PROBLEM REQUIREMENTS: Skip the pictures and extract all of the lines exactly as written.

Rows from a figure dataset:
>>>

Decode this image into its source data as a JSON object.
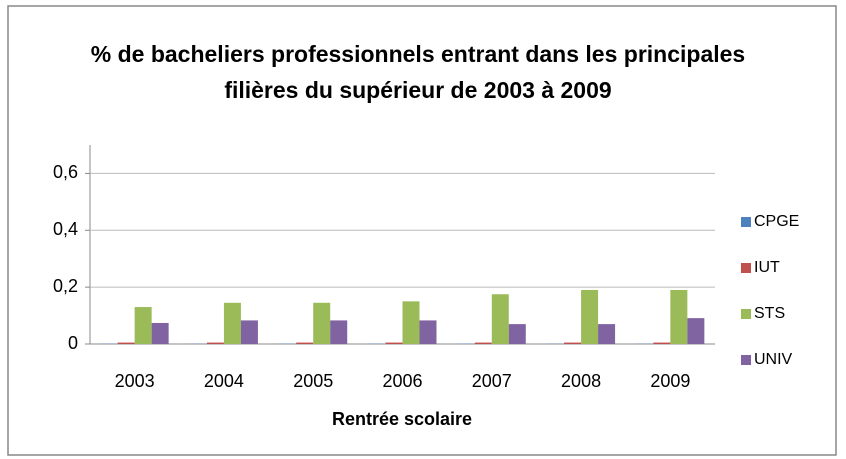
{
  "chart_data": {
    "type": "bar",
    "title": "% de bacheliers professionnels entrant dans les principales filières du supérieur de 2003 à 2009",
    "x_label": "Rentrée scolaire",
    "categories": [
      "2003",
      "2004",
      "2005",
      "2006",
      "2007",
      "2008",
      "2009"
    ],
    "series": [
      {
        "name": "CPGE",
        "color": "#4f81bd",
        "values": [
          0.001,
          0.001,
          0.001,
          0.001,
          0.001,
          0.001,
          0.001
        ]
      },
      {
        "name": "IUT",
        "color": "#c0504d",
        "values": [
          0.005,
          0.005,
          0.005,
          0.005,
          0.005,
          0.005,
          0.005
        ]
      },
      {
        "name": "STS",
        "color": "#9bbb59",
        "values": [
          0.13,
          0.145,
          0.145,
          0.15,
          0.175,
          0.19,
          0.19
        ]
      },
      {
        "name": "UNIV",
        "color": "#8064a2",
        "values": [
          0.074,
          0.083,
          0.083,
          0.083,
          0.07,
          0.07,
          0.091
        ]
      }
    ],
    "ylim": [
      0,
      0.7
    ],
    "yticks": [
      0,
      {
        "value": 0.2,
        "label": "0,2"
      },
      {
        "value": 0.4,
        "label": "0,4"
      },
      {
        "value": 0.6,
        "label": "0,6"
      }
    ],
    "grid": true,
    "legend": "right"
  }
}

<<<

TASK SOLUTION:
Decode this image into its source data as a JSON object.
{
  "chart_data": {
    "type": "bar",
    "title": "% de bacheliers professionnels entrant dans les principales filières du supérieur de 2003 à 2009",
    "x_label": "Rentrée scolaire",
    "categories": [
      "2003",
      "2004",
      "2005",
      "2006",
      "2007",
      "2008",
      "2009"
    ],
    "series": [
      {
        "name": "CPGE",
        "color": "#4f81bd",
        "values": [
          0.001,
          0.001,
          0.001,
          0.001,
          0.001,
          0.001,
          0.001
        ]
      },
      {
        "name": "IUT",
        "color": "#c0504d",
        "values": [
          0.005,
          0.005,
          0.005,
          0.005,
          0.005,
          0.005,
          0.005
        ]
      },
      {
        "name": "STS",
        "color": "#9bbb59",
        "values": [
          0.13,
          0.145,
          0.145,
          0.15,
          0.175,
          0.19,
          0.19
        ]
      },
      {
        "name": "UNIV",
        "color": "#8064a2",
        "values": [
          0.074,
          0.083,
          0.083,
          0.083,
          0.07,
          0.07,
          0.091
        ]
      }
    ],
    "ylim": [
      0,
      0.7
    ],
    "yticks": [
      0,
      {
        "value": 0.2,
        "label": "0,2"
      },
      {
        "value": 0.4,
        "label": "0,4"
      },
      {
        "value": 0.6,
        "label": "0,6"
      }
    ],
    "grid": true,
    "legend": "right"
  }
}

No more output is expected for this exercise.